● **Fonte**:
▼
II – Estudo Comentado

       Comentário do texto: A Imagem do Inferno de Hannah Arendt. Parte I.

        Não pude ler comentadores específicos do texto em questão. Se alguém puder indicar algum comentador específico, ficaria agradecido! Bem, vamos aos pontos que achei interessante mencionar (recapitulando): o problema da própria compreensão da natureza dos crimes e do estado totalitário; a questão da culpabilidade; a diferença entre crimes de estado, guerra e contra a humanidade; a questão da técnica e da ciência quando utilizadas com fins políticos; da ideologia e do terror; do poder.

          “Poderá exigir-se justificadamente aos judeus, acusadores solenes do povo alemão perante o tribunal do mundo civilizado, que elaborem... um libelo (exposição articulada do que pretende se provar contra um réu) em regra. A coisa é fácil de fazer... O sangue das vítimas de Hitler grita e irrompe do chão que o soterra. O objetivo desse documento é formular o sentido desse grito”(ARENDT, Hannah. A Imagem do Inferno. Compreensão e Política e outros Ensaios. Editora relógio D'Água. p. 116). O chamado Livro Negro deveria contar a história do que aconteceu nos últimos dez anos (anterior a 1945) para que se pudesse provar a culpabilidade do povo alemão frente ao que aconteceu ao povo judeu. Arendt comenta o Livro Negro e, ao nosso ver, já com a desconfiança de que não fora somente um crime contra um povo, mas sim contra a prórpria humanidade. Mais que isso, o próprio problema da compreensão do que aconteceu se coloca de forma derradeira para Arendt.
▲
[Entradas armazenadas]
▼
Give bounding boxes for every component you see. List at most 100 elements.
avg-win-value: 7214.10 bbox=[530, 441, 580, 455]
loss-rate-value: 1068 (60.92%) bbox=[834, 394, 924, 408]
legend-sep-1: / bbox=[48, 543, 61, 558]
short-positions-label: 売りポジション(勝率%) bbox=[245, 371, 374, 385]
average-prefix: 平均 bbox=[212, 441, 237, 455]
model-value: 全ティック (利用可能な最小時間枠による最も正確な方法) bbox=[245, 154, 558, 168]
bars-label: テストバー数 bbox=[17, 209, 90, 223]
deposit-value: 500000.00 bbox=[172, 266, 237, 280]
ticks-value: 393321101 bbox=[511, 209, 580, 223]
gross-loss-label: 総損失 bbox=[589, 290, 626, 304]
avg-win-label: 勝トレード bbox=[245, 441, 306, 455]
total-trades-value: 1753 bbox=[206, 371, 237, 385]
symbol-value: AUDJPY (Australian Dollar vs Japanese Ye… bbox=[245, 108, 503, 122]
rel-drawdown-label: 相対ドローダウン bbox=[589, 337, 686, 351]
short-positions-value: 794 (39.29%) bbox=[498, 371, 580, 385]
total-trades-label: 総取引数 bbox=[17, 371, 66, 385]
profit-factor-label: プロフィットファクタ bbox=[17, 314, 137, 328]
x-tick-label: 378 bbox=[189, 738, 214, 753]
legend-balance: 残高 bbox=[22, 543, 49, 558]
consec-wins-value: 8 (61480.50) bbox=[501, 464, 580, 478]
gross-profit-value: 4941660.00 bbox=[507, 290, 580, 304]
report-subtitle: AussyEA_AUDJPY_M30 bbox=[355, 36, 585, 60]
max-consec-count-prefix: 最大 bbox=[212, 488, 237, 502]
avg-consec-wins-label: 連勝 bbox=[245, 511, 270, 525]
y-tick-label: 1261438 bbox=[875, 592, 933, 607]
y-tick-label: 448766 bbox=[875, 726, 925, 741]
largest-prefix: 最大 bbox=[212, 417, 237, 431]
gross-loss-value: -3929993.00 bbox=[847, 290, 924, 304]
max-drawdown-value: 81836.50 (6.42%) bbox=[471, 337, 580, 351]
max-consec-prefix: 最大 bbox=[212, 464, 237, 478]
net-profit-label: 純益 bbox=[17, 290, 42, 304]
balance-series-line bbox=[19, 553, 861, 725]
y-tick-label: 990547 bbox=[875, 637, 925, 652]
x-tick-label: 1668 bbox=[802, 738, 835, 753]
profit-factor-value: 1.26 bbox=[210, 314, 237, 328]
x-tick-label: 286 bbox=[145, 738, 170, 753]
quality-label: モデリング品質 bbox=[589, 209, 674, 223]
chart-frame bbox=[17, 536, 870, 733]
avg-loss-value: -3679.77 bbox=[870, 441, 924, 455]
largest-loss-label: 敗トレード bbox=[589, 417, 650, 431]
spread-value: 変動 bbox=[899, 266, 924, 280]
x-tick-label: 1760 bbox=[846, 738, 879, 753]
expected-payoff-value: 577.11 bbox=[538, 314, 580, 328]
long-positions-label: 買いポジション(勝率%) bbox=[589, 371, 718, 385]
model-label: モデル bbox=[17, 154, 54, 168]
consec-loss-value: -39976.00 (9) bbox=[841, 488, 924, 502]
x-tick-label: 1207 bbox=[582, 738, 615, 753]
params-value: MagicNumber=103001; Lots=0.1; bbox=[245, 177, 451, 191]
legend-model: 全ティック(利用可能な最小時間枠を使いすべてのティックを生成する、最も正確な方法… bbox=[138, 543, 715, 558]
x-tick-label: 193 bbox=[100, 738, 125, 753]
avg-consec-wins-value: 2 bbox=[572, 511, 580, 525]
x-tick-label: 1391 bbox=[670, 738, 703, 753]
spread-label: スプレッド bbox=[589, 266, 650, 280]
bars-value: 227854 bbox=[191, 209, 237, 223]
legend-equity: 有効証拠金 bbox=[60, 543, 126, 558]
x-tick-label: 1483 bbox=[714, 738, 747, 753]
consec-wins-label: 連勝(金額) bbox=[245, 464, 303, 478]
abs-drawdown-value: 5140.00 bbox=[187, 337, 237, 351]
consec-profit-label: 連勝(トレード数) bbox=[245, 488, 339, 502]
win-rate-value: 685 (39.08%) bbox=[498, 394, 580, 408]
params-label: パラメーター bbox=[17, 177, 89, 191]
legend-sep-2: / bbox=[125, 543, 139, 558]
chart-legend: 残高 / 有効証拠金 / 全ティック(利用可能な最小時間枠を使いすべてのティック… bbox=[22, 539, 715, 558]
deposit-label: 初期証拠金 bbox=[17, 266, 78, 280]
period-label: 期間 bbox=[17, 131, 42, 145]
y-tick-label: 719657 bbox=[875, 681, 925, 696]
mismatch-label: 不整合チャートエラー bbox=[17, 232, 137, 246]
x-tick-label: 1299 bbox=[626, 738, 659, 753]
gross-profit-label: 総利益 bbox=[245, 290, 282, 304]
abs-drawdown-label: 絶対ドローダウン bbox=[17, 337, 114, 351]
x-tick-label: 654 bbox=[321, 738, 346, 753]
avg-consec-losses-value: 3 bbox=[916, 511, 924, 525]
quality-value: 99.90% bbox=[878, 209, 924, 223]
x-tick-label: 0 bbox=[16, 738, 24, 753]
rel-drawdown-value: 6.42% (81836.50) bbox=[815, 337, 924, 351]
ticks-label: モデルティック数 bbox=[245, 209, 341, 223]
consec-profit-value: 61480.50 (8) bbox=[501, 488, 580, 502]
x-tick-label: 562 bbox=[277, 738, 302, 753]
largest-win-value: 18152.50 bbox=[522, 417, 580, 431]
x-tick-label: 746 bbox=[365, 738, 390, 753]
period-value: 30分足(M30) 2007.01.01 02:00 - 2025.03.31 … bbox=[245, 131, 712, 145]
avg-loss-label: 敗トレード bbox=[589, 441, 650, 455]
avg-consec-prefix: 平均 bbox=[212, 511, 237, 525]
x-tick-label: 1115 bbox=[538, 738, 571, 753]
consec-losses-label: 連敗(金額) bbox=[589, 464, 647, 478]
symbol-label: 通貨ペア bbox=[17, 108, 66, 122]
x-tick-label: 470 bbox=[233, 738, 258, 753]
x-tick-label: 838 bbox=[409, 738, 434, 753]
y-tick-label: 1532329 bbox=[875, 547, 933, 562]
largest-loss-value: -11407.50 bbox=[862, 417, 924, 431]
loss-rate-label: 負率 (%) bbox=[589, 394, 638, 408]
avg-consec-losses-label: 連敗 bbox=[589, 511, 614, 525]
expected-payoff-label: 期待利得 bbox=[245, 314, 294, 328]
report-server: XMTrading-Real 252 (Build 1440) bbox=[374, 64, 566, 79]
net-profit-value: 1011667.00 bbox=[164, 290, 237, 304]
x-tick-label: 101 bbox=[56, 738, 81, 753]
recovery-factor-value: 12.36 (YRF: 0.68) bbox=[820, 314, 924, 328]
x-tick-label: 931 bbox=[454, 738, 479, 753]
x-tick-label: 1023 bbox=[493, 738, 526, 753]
▲
● **Objetivo declarado 1**: Reproduza sem alterações o trecho do comentário que começa em "II – Estudo" e termina em "terror; do poder.".
● **Objetivo declarado 2**:
Responda às perguntas abaixo com base no comentário.
(a) O que o chamado Livro Negro deveria contar?
(b) Qual editora aparece na referência citada?
(c) Que tipo de leitura o autor diz não ter podido fazer?

● **Resposta da tarefa 1**:
II – Estudo Comentado

       Comentário do texto: A Imagem do Inferno de Hannah Arendt. Parte I.

        Não pude ler comentadores específicos do texto em questão. Se alguém puder indicar algum comentador específico, ficaria agradecido! Bem, vamos aos pontos que achei interessante mencionar (recapitulando): o problema da própria compreensão da natureza dos crimes e do estado totalitário; a questão da culpabilidade; a diferença entre crimes de estado, guerra e contra a humanidade; a questão da técnica e da ciência quando utilizadas com fins políticos; da ideologia e do terror; do poder.

● **Resposta da tarefa 2**:
(a) A história do que aconteceu nos últimos dez anos (anterior a 1945), para que se pudesse provar a culpabilidade do povo alemão frente ao que aconteceu ao povo judeu.
(b) Editora relógio D'Água.
(c) A leitura de comentadores específicos do texto em questão.